§ Exercise task:
For each line below that contains the string "eurozóna", copy that line.

§ Records provided:
— BEGIN —

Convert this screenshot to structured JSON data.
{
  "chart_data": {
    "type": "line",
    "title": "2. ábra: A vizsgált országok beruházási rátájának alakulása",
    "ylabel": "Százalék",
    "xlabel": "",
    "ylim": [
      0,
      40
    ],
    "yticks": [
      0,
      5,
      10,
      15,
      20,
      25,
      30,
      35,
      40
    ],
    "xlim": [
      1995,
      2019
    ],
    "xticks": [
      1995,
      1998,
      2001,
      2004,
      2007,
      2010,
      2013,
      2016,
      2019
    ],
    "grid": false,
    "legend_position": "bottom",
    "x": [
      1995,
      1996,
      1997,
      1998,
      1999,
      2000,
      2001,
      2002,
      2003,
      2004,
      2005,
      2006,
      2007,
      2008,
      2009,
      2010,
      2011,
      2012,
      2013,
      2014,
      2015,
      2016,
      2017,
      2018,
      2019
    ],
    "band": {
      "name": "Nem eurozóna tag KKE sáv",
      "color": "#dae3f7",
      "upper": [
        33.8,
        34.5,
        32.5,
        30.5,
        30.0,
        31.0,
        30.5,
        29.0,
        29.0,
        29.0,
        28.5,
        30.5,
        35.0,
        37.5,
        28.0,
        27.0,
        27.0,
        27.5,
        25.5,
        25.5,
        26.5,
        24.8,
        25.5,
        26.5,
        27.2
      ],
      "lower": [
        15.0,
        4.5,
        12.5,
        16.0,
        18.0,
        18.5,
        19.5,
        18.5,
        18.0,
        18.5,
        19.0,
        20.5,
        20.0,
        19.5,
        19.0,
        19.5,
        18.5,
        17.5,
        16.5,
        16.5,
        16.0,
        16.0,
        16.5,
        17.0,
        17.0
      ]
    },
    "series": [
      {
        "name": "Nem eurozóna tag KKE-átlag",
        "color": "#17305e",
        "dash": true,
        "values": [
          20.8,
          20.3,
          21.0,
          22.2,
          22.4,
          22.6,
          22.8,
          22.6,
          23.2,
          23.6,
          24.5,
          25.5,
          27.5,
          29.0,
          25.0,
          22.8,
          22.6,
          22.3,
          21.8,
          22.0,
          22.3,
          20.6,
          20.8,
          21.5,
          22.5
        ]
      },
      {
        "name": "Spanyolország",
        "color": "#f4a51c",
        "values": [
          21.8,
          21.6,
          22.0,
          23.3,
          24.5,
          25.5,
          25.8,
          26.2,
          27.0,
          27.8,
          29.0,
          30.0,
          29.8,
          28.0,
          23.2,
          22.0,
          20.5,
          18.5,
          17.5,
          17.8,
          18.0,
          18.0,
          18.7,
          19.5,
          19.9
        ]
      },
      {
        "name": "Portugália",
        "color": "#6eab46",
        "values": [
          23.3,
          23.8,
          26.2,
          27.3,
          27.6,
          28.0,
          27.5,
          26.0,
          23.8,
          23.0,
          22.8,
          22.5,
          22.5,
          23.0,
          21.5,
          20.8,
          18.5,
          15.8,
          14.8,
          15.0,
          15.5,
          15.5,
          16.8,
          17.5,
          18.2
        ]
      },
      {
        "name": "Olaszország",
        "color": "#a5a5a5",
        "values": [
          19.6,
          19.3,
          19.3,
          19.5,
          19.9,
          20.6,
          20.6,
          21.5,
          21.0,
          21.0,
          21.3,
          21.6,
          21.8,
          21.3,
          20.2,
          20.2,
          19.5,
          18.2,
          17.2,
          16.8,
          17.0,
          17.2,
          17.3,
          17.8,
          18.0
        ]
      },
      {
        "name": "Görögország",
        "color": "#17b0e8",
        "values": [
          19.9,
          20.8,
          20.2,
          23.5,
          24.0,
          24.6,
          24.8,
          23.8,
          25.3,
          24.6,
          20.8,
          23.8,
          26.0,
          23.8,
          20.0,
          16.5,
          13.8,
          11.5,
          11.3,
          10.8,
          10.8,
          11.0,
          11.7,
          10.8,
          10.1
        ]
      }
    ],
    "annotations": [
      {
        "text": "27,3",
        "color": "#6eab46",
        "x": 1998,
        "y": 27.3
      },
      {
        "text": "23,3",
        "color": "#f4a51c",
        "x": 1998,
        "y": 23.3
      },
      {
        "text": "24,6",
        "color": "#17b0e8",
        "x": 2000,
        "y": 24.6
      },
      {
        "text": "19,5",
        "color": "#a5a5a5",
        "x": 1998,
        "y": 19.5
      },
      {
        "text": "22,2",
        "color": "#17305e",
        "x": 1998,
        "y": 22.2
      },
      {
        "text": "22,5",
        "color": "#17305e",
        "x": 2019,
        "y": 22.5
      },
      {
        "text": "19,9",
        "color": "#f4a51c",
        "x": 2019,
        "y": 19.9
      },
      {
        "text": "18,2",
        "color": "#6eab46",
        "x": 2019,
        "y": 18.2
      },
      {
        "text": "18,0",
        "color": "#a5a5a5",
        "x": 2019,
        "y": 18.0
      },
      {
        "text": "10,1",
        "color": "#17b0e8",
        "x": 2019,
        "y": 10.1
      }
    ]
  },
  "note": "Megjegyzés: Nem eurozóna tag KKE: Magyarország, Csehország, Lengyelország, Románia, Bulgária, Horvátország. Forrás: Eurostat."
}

— END —

§ Exercise answer:
      "name": "Nem eurozóna tag KKE sáv",
        "name": "Nem eurozóna tag KKE-átlag",
  "note": "Megjegyzés: Nem eurozóna tag KKE: Magyarország, Csehország, Lengyelország, Románia, Bulgária, Horvátország. Forrás: Eurostat."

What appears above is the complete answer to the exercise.